:: REQUIREMENTS ::
Single out each line with the word "consumption" and copy it.
● ● ● ●
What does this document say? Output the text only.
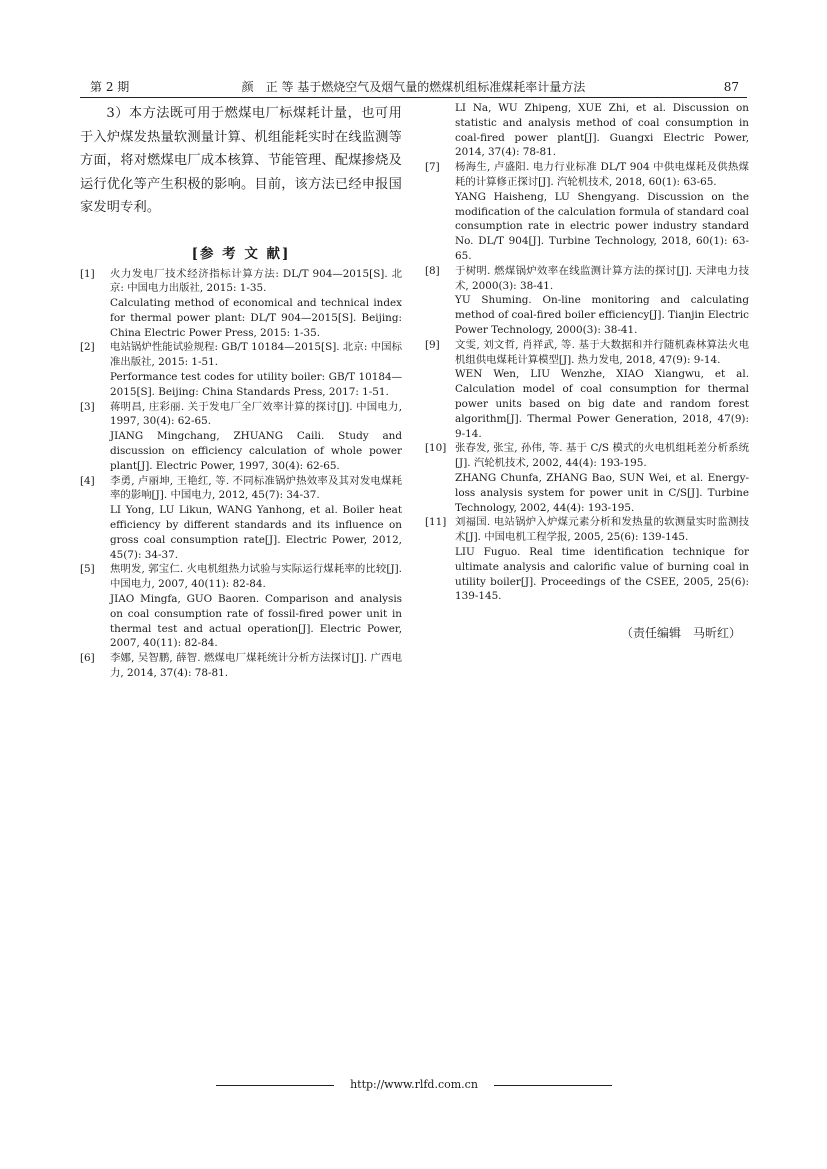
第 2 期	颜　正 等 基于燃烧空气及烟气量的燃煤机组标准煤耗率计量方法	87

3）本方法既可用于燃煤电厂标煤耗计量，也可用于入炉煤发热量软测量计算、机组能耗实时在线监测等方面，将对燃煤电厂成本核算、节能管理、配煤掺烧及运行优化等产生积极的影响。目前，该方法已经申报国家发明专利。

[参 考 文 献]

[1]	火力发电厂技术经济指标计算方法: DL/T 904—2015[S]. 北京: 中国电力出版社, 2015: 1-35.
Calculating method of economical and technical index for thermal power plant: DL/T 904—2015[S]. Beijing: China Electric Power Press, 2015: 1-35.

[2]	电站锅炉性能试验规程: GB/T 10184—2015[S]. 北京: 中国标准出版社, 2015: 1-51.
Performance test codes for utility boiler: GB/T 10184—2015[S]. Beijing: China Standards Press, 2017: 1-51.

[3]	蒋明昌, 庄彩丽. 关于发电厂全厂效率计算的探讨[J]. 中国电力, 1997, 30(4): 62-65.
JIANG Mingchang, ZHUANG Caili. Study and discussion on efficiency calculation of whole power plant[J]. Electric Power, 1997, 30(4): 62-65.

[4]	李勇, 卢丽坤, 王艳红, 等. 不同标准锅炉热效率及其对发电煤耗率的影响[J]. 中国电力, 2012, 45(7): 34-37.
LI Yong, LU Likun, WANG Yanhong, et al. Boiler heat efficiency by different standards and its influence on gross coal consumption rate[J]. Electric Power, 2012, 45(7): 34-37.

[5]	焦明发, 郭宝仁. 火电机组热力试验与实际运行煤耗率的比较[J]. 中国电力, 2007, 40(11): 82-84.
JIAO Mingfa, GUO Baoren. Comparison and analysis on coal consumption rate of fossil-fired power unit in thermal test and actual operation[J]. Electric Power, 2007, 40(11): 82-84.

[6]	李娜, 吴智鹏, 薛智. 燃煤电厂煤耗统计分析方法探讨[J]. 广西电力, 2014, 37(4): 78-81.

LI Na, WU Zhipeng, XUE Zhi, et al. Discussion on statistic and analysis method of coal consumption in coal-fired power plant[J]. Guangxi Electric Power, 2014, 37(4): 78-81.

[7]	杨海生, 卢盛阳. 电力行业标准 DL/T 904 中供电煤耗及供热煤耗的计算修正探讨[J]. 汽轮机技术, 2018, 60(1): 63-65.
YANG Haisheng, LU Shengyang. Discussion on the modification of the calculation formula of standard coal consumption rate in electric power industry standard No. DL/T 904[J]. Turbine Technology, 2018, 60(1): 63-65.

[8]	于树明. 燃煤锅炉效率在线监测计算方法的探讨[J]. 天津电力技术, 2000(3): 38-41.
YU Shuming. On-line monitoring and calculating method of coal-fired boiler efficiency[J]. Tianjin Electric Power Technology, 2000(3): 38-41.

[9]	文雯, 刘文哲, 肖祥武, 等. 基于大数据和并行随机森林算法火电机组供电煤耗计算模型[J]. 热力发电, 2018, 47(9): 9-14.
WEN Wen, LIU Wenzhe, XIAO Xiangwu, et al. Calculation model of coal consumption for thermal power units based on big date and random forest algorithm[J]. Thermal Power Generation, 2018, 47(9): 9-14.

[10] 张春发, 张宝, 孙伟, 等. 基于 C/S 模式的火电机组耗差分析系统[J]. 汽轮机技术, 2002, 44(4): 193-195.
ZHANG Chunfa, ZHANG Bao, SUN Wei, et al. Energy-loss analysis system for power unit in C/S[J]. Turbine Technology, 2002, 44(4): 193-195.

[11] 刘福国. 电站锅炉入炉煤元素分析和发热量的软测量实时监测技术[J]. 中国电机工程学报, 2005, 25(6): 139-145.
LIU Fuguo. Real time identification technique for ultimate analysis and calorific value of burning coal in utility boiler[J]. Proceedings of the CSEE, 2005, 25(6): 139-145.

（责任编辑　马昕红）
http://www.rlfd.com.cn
● ● ● ●
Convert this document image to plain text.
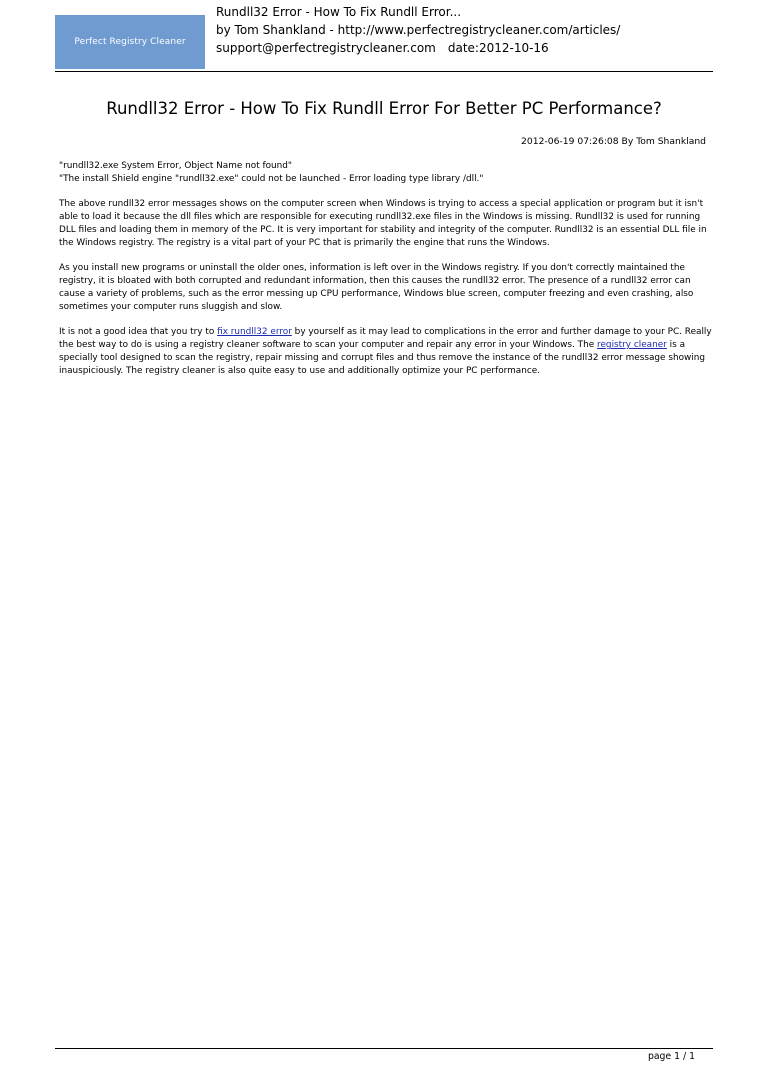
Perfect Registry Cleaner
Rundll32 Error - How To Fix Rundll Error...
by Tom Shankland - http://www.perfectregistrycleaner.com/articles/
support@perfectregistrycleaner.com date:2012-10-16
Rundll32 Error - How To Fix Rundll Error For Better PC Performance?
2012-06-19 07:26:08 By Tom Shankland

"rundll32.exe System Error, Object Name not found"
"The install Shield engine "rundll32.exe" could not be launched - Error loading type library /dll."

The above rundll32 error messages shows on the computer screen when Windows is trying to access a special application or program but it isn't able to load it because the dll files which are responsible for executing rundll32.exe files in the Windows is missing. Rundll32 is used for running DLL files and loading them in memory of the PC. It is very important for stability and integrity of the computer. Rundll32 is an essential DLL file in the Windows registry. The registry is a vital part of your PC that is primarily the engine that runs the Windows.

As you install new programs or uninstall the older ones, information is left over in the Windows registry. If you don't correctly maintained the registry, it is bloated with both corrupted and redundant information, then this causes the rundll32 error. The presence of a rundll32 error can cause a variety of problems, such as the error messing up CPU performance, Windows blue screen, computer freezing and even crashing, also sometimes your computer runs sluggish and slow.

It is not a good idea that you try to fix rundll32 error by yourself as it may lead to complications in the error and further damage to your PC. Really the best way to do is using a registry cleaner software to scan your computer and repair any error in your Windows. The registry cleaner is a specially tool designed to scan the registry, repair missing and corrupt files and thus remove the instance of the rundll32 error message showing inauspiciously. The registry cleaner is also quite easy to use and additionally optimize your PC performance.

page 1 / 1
● ● ● ●
:: EXPECTED OUTPUT ::
LI Yong, LU Likun, WANG Yanhong, et al. Boiler heat efficiency by different standards and its influence on gross coal consumption rate[J]. Electric Power, 2012, 45(7): 34-37.
JIAO Mingfa, GUO Baoren. Comparison and analysis on coal consumption rate of fossil-fired power unit in thermal test and actual operation[J]. Electric Power, 2007, 40(11): 82-84.
LI Na, WU Zhipeng, XUE Zhi, et al. Discussion on statistic and analysis method of coal consumption in coal-fired power plant[J]. Guangxi Electric Power, 2014, 37(4): 78-81.
YANG Haisheng, LU Shengyang. Discussion on the modification of the calculation formula of standard coal consumption rate in electric power industry standard No. DL/T 904[J]. Turbine Technology, 2018, 60(1): 63-65.
WEN Wen, LIU Wenzhe, XIAO Xiangwu, et al. Calculation model of coal consumption for thermal power units based on big date and random forest algorithm[J]. Thermal Power Generation, 2018, 47(9): 9-14.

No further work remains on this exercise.